▶ [WRITTEN REQUEST]: Check each line of the data for "triangle" and select those that have it.
╭─ EXTRACTED MATERIAL
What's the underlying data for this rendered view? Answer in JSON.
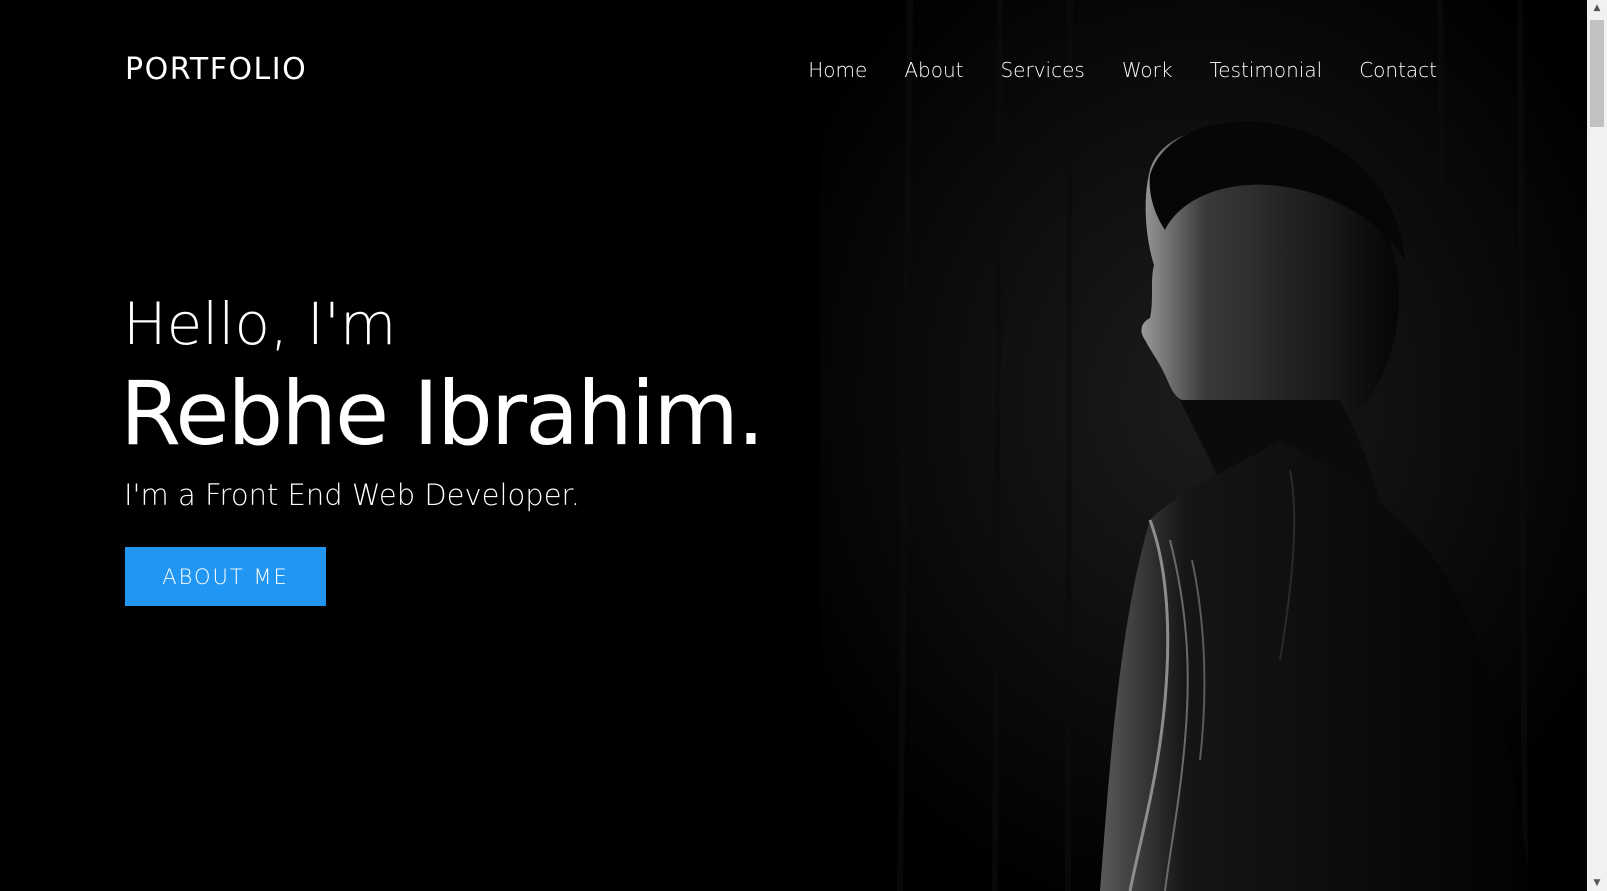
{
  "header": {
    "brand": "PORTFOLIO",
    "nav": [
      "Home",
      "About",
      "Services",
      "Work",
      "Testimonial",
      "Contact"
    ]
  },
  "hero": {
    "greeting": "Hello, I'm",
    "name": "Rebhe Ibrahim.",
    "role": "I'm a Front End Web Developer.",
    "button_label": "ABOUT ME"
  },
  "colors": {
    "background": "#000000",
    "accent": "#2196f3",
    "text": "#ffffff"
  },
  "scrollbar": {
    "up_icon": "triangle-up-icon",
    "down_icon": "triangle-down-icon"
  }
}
╰─
▶ [TASK RESPONSE]:
    "up_icon": "triangle-up-icon",
    "down_icon": "triangle-down-icon"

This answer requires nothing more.